SHORT PROBLEM —
Produce an exact transcription of the listing below, omitting the pictures.

Dataset items:
——

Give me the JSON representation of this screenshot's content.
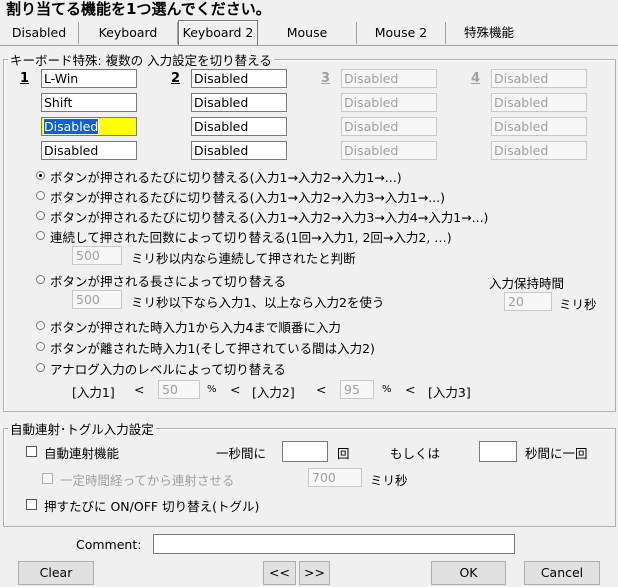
{
  "title": "割り当てる機能を1つ選んでください。",
  "tabs": [
    "Disabled",
    "Keyboard",
    "Keyboard 2",
    "Mouse",
    "Mouse 2",
    "特殊機能"
  ],
  "keyboard_group": {
    "legend": "キーボード特殊: 複数の 入力設定を切り替える",
    "columns": [
      {
        "num": "1",
        "fields": [
          "L-Win",
          "Shift",
          "Disabled",
          "Disabled"
        ]
      },
      {
        "num": "2",
        "fields": [
          "Disabled",
          "Disabled",
          "Disabled",
          "Disabled"
        ]
      },
      {
        "num": "3",
        "fields": [
          "Disabled",
          "Disabled",
          "Disabled",
          "Disabled"
        ]
      },
      {
        "num": "4",
        "fields": [
          "Disabled",
          "Disabled",
          "Disabled",
          "Disabled"
        ]
      }
    ],
    "options": [
      "ボタンが押されるたびに切り替える(入力1→入力2→入力1→...)",
      "ボタンが押されるたびに切り替える(入力1→入力2→入力3→入力1→...)",
      "ボタンが押されるたびに切り替える(入力1→入力2→入力3→入力4→入力1→...)",
      "連続して押された回数によって切り替える(1回→入力1, 2回→入力2, …)",
      "ボタンが押される長さによって切り替える",
      "ボタンが押された時入力1から入力4まで順番に入力",
      "ボタンが離された時入力1(そして押されている間は入力2)",
      "アナログ入力のレベルによって切り替える"
    ],
    "consecutive_ms": "500",
    "consecutive_text": "ミリ秒以内なら連続して押されたと判断",
    "length_ms": "500",
    "length_text": "ミリ秒以下なら入力1、以上なら入力2を使う",
    "hold_label": "入力保持時間",
    "hold_value": "20",
    "hold_unit": "ミリ秒",
    "analog": {
      "in1": "[入力1]",
      "lt1": "<",
      "v1": "50",
      "pct1": "%",
      "lt2": "<",
      "in2": "[入力2]",
      "lt3": "<",
      "v2": "95",
      "pct2": "%",
      "lt4": "<",
      "in3": "[入力3]"
    }
  },
  "rapid_group": {
    "legend": "自動連射･トグル入力設定",
    "auto_fire": "自動連射機能",
    "per_second": "一秒間に",
    "times": "回",
    "or": "もしくは",
    "once_per": "秒間に一回",
    "delay_label": "一定時間経ってから連射させる",
    "delay_value": "700",
    "ms": "ミリ秒",
    "toggle": "押すたびに ON/OFF 切り替え(トグル)"
  },
  "comment_label": "Comment:",
  "buttons": {
    "clear": "Clear",
    "prev": "<<",
    "next": ">>",
    "ok": "OK",
    "cancel": "Cancel"
  }
}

——

RESULT OF THIS EXERCISE —
Give me the JSON representation of this screenshot's content.
{
  "title": "割り当てる機能を1つ選んでください。",
  "tabs": [
    "Disabled",
    "Keyboard",
    "Keyboard 2",
    "Mouse",
    "Mouse 2",
    "特殊機能"
  ],
  "keyboard_group": {
    "legend": "キーボード特殊: 複数の 入力設定を切り替える",
    "columns": [
      {
        "num": "1",
        "fields": [
          "L-Win",
          "Shift",
          "Disabled",
          "Disabled"
        ]
      },
      {
        "num": "2",
        "fields": [
          "Disabled",
          "Disabled",
          "Disabled",
          "Disabled"
        ]
      },
      {
        "num": "3",
        "fields": [
          "Disabled",
          "Disabled",
          "Disabled",
          "Disabled"
        ]
      },
      {
        "num": "4",
        "fields": [
          "Disabled",
          "Disabled",
          "Disabled",
          "Disabled"
        ]
      }
    ],
    "options": [
      "ボタンが押されるたびに切り替える(入力1→入力2→入力1→...)",
      "ボタンが押されるたびに切り替える(入力1→入力2→入力3→入力1→...)",
      "ボタンが押されるたびに切り替える(入力1→入力2→入力3→入力4→入力1→...)",
      "連続して押された回数によって切り替える(1回→入力1, 2回→入力2, …)",
      "ボタンが押される長さによって切り替える",
      "ボタンが押された時入力1から入力4まで順番に入力",
      "ボタンが離された時入力1(そして押されている間は入力2)",
      "アナログ入力のレベルによって切り替える"
    ],
    "consecutive_ms": "500",
    "consecutive_text": "ミリ秒以内なら連続して押されたと判断",
    "length_ms": "500",
    "length_text": "ミリ秒以下なら入力1、以上なら入力2を使う",
    "hold_label": "入力保持時間",
    "hold_value": "20",
    "hold_unit": "ミリ秒",
    "analog": {
      "in1": "[入力1]",
      "lt1": "<",
      "v1": "50",
      "pct1": "%",
      "lt2": "<",
      "in2": "[入力2]",
      "lt3": "<",
      "v2": "95",
      "pct2": "%",
      "lt4": "<",
      "in3": "[入力3]"
    }
  },
  "rapid_group": {
    "legend": "自動連射･トグル入力設定",
    "auto_fire": "自動連射機能",
    "per_second": "一秒間に",
    "times": "回",
    "or": "もしくは",
    "once_per": "秒間に一回",
    "delay_label": "一定時間経ってから連射させる",
    "delay_value": "700",
    "ms": "ミリ秒",
    "toggle": "押すたびに ON/OFF 切り替え(トグル)"
  },
  "comment_label": "Comment:",
  "buttons": {
    "clear": "Clear",
    "prev": "<<",
    "next": ">>",
    "ok": "OK",
    "cancel": "Cancel"
  }
}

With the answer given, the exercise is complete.